GIVEN REQUEST
Collect the lines of the entries where "name" shows up.

(Excerpts from a figure dataset)
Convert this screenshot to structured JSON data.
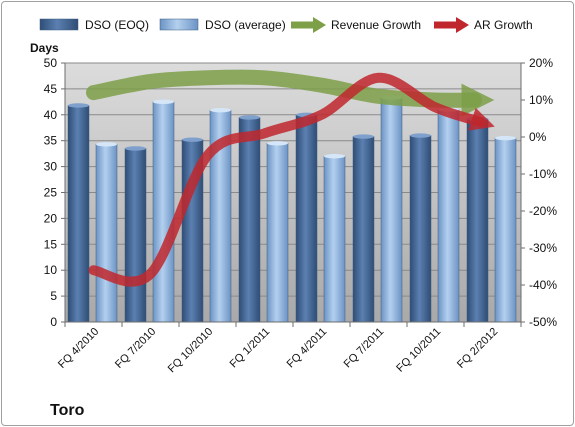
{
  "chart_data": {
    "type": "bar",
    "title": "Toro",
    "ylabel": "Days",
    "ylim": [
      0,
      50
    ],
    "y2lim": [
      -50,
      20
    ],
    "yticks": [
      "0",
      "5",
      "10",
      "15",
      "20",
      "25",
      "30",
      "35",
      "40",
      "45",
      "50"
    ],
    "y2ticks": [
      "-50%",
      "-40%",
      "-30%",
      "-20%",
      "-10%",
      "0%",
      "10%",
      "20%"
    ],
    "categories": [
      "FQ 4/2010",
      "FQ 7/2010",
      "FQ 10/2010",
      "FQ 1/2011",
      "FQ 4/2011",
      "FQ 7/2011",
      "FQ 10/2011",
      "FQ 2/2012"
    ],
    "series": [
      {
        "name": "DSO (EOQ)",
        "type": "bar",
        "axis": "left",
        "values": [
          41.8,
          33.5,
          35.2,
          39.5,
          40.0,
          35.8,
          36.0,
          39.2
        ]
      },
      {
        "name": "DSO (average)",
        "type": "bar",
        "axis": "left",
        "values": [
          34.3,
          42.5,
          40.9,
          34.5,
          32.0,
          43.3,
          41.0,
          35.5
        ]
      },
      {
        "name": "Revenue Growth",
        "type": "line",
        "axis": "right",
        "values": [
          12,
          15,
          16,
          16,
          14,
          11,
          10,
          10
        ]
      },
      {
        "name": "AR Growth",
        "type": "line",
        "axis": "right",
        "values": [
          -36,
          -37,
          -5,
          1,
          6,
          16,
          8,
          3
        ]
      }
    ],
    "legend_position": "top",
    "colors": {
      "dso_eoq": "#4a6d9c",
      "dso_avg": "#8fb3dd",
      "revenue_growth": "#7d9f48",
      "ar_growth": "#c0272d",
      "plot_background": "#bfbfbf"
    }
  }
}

CORRECT RESULT
        "name": "DSO (EOQ)",
        "name": "DSO (average)",
        "name": "Revenue Growth",
        "name": "AR Growth",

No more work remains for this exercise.